## WHAT IS EXPECTED
Reproduce the listing below with every instance of "bar-value-label" replaced by "data-label", leaving all other text unchanged.

--- start DATA FOR THIS EXERCISE ---

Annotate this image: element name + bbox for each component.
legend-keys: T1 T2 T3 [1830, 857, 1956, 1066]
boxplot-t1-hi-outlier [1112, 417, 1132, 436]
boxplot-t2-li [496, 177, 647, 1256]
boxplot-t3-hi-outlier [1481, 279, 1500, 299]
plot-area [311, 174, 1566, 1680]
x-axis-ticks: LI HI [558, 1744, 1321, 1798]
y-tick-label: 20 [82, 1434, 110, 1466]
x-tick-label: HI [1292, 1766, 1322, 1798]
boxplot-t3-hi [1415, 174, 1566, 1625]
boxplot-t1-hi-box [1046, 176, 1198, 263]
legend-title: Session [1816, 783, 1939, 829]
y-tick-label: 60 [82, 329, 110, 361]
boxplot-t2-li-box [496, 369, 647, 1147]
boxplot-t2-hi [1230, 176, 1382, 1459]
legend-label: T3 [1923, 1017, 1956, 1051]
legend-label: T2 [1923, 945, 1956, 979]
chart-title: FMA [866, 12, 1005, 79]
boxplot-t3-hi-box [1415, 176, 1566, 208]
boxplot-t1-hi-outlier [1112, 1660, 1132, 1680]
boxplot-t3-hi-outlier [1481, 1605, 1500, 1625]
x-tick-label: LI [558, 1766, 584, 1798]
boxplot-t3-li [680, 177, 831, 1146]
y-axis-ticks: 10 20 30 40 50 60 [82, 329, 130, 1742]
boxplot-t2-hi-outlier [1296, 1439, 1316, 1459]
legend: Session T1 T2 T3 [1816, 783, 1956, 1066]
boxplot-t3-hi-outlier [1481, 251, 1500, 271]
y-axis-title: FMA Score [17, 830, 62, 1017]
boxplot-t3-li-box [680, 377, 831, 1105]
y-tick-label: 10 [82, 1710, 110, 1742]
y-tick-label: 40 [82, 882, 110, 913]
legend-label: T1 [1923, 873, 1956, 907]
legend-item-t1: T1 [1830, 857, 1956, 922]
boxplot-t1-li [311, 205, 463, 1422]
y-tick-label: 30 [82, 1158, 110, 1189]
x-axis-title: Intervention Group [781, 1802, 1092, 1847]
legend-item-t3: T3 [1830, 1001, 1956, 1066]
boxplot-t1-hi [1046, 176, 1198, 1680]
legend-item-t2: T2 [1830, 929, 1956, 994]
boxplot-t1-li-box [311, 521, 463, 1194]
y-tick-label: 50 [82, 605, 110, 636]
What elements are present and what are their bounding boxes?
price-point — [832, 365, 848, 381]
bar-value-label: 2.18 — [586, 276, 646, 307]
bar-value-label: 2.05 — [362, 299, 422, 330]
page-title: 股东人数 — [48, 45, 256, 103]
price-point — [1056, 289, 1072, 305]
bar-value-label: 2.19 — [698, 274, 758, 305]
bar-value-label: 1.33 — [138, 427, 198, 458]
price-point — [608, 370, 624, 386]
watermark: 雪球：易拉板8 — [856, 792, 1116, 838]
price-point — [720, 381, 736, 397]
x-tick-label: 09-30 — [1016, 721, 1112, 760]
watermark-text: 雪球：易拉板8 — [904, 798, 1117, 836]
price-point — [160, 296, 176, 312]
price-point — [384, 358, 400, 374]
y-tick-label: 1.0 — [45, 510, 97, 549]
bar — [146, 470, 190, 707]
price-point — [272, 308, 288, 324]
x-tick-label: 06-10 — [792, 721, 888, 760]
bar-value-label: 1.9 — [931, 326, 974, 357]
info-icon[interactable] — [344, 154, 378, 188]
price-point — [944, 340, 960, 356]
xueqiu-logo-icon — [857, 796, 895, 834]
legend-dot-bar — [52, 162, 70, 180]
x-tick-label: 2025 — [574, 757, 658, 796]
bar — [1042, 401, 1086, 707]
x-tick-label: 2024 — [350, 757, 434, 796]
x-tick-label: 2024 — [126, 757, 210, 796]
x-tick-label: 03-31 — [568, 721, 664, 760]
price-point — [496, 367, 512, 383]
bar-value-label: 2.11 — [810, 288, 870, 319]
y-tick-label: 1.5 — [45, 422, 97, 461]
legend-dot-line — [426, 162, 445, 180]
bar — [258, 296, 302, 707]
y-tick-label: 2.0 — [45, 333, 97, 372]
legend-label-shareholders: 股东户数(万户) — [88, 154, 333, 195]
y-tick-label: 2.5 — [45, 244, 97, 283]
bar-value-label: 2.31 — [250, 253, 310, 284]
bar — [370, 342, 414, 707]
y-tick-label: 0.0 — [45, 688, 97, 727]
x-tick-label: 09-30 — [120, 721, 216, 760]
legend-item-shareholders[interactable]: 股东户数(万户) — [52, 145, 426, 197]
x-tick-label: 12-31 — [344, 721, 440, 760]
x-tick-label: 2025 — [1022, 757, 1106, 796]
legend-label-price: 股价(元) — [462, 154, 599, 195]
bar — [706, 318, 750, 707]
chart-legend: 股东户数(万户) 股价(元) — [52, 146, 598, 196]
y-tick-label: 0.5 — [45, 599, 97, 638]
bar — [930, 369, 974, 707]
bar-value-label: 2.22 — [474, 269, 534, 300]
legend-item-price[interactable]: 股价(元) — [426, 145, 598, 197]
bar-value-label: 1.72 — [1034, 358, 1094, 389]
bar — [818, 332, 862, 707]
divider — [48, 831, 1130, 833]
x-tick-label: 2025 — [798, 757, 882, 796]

--- end DATA FOR THIS EXERCISE ---

## ANSWER FOR THE TASK
Annotate this image: element name + bbox for each component.
legend-keys: T1 T2 T3 [1830, 857, 1956, 1066]
boxplot-t1-hi-outlier [1112, 417, 1132, 436]
boxplot-t2-li [496, 177, 647, 1256]
boxplot-t3-hi-outlier [1481, 279, 1500, 299]
plot-area [311, 174, 1566, 1680]
x-axis-ticks: LI HI [558, 1744, 1321, 1798]
y-tick-label: 20 [82, 1434, 110, 1466]
x-tick-label: HI [1292, 1766, 1322, 1798]
boxplot-t3-hi [1415, 174, 1566, 1625]
boxplot-t1-hi-box [1046, 176, 1198, 263]
legend-title: Session [1816, 783, 1939, 829]
y-tick-label: 60 [82, 329, 110, 361]
boxplot-t2-li-box [496, 369, 647, 1147]
boxplot-t2-hi [1230, 176, 1382, 1459]
legend-label: T3 [1923, 1017, 1956, 1051]
legend-label: T2 [1923, 945, 1956, 979]
chart-title: FMA [866, 12, 1005, 79]
boxplot-t3-hi-box [1415, 176, 1566, 208]
boxplot-t1-hi-outlier [1112, 1660, 1132, 1680]
boxplot-t3-hi-outlier [1481, 1605, 1500, 1625]
x-tick-label: LI [558, 1766, 584, 1798]
boxplot-t3-li [680, 177, 831, 1146]
y-axis-ticks: 10 20 30 40 50 60 [82, 329, 130, 1742]
boxplot-t2-hi-outlier [1296, 1439, 1316, 1459]
legend: Session T1 T2 T3 [1816, 783, 1956, 1066]
boxplot-t3-hi-outlier [1481, 251, 1500, 271]
y-axis-title: FMA Score [17, 830, 62, 1017]
boxplot-t3-li-box [680, 377, 831, 1105]
y-tick-label: 10 [82, 1710, 110, 1742]
y-tick-label: 40 [82, 882, 110, 913]
legend-label: T1 [1923, 873, 1956, 907]
legend-item-t1: T1 [1830, 857, 1956, 922]
boxplot-t1-li [311, 205, 463, 1422]
y-tick-label: 30 [82, 1158, 110, 1189]
x-axis-title: Intervention Group [781, 1802, 1092, 1847]
legend-item-t3: T3 [1830, 1001, 1956, 1066]
boxplot-t1-hi [1046, 176, 1198, 1680]
legend-item-t2: T2 [1830, 929, 1956, 994]
boxplot-t1-li-box [311, 521, 463, 1194]
y-tick-label: 50 [82, 605, 110, 636]
What elements are present and what are their bounding boxes?
price-point — [832, 365, 848, 381]
data-label: 2.18 — [586, 276, 646, 307]
data-label: 2.05 — [362, 299, 422, 330]
page-title: 股东人数 — [48, 45, 256, 103]
price-point — [1056, 289, 1072, 305]
data-label: 2.19 — [698, 274, 758, 305]
data-label: 1.33 — [138, 427, 198, 458]
price-point — [608, 370, 624, 386]
watermark: 雪球：易拉板8 — [856, 792, 1116, 838]
price-point — [720, 381, 736, 397]
x-tick-label: 09-30 — [1016, 721, 1112, 760]
watermark-text: 雪球：易拉板8 — [904, 798, 1117, 836]
price-point — [160, 296, 176, 312]
price-point — [384, 358, 400, 374]
y-tick-label: 1.0 — [45, 510, 97, 549]
bar — [146, 470, 190, 707]
price-point — [272, 308, 288, 324]
x-tick-label: 06-10 — [792, 721, 888, 760]
data-label: 1.9 — [931, 326, 974, 357]
info-icon[interactable] — [344, 154, 378, 188]
price-point — [944, 340, 960, 356]
xueqiu-logo-icon — [857, 796, 895, 834]
legend-dot-bar — [52, 162, 70, 180]
x-tick-label: 2025 — [574, 757, 658, 796]
bar — [1042, 401, 1086, 707]
x-tick-label: 2024 — [350, 757, 434, 796]
x-tick-label: 2024 — [126, 757, 210, 796]
x-tick-label: 03-31 — [568, 721, 664, 760]
price-point — [496, 367, 512, 383]
data-label: 2.11 — [810, 288, 870, 319]
y-tick-label: 1.5 — [45, 422, 97, 461]
legend-dot-line — [426, 162, 445, 180]
bar — [258, 296, 302, 707]
y-tick-label: 2.0 — [45, 333, 97, 372]
legend-label-shareholders: 股东户数(万户) — [88, 154, 333, 195]
y-tick-label: 2.5 — [45, 244, 97, 283]
data-label: 2.31 — [250, 253, 310, 284]
bar — [370, 342, 414, 707]
y-tick-label: 0.0 — [45, 688, 97, 727]
x-tick-label: 09-30 — [120, 721, 216, 760]
legend-item-shareholders[interactable]: 股东户数(万户) — [52, 145, 426, 197]
x-tick-label: 12-31 — [344, 721, 440, 760]
x-tick-label: 2025 — [1022, 757, 1106, 796]
legend-label-price: 股价(元) — [462, 154, 599, 195]
bar — [706, 318, 750, 707]
chart-legend: 股东户数(万户) 股价(元) — [52, 146, 598, 196]
y-tick-label: 0.5 — [45, 599, 97, 638]
bar — [930, 369, 974, 707]
data-label: 2.22 — [474, 269, 534, 300]
legend-item-price[interactable]: 股价(元) — [426, 145, 598, 197]
data-label: 1.72 — [1034, 358, 1094, 389]
bar — [818, 332, 862, 707]
divider — [48, 831, 1130, 833]
x-tick-label: 2025 — [798, 757, 882, 796]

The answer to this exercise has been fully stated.